(What is expected)
Extract and list every line that contains the word "subtitle".

(Data for this exercise)
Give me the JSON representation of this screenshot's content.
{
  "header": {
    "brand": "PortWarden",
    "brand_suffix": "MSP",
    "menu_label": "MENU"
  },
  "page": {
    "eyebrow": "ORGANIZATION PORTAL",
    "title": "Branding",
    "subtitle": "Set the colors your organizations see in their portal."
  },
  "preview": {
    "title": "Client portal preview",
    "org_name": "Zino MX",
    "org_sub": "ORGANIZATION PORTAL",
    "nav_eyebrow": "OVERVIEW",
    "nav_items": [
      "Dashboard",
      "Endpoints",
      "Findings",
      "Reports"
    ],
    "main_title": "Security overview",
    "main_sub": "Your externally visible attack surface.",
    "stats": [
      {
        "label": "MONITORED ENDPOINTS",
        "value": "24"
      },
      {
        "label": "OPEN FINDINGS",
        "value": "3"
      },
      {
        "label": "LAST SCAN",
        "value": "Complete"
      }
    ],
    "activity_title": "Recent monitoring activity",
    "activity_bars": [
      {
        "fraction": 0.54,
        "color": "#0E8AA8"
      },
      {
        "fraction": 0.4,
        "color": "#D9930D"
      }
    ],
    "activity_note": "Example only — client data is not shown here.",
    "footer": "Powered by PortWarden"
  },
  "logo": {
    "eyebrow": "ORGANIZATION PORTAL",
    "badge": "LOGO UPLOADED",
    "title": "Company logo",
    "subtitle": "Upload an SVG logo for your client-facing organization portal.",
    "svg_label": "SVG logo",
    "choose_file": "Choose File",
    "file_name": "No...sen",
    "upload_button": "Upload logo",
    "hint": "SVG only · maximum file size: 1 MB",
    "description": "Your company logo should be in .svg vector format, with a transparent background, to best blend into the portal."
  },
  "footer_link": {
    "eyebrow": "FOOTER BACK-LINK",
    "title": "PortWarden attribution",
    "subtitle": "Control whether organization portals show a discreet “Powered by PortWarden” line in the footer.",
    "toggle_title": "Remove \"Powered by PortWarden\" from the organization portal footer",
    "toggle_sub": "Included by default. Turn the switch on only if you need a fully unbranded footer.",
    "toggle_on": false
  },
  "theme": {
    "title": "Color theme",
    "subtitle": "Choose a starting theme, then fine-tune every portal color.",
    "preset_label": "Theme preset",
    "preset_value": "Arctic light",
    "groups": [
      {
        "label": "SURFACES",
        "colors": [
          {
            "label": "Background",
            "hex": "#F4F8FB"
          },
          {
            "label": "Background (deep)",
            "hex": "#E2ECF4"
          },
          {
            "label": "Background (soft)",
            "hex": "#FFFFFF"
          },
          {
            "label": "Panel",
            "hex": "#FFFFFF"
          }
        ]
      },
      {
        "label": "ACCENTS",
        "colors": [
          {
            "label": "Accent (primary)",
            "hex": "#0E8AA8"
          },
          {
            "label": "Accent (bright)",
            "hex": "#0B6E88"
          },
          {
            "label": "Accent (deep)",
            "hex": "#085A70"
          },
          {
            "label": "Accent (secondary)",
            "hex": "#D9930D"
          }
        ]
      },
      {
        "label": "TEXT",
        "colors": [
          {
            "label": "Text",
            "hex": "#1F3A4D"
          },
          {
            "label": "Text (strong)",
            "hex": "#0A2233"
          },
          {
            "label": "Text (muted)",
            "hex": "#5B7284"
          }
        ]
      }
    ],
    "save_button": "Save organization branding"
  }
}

(Problem solution)
    "subtitle": "Set the colors your organizations see in their portal."
    "subtitle": "Upload an SVG logo for your client-facing organization portal.",
    "subtitle": "Control whether organization portals show a discreet “Powered by PortWarden” line in the footer.",
    "subtitle": "Choose a starting theme, then fine-tune every portal color.",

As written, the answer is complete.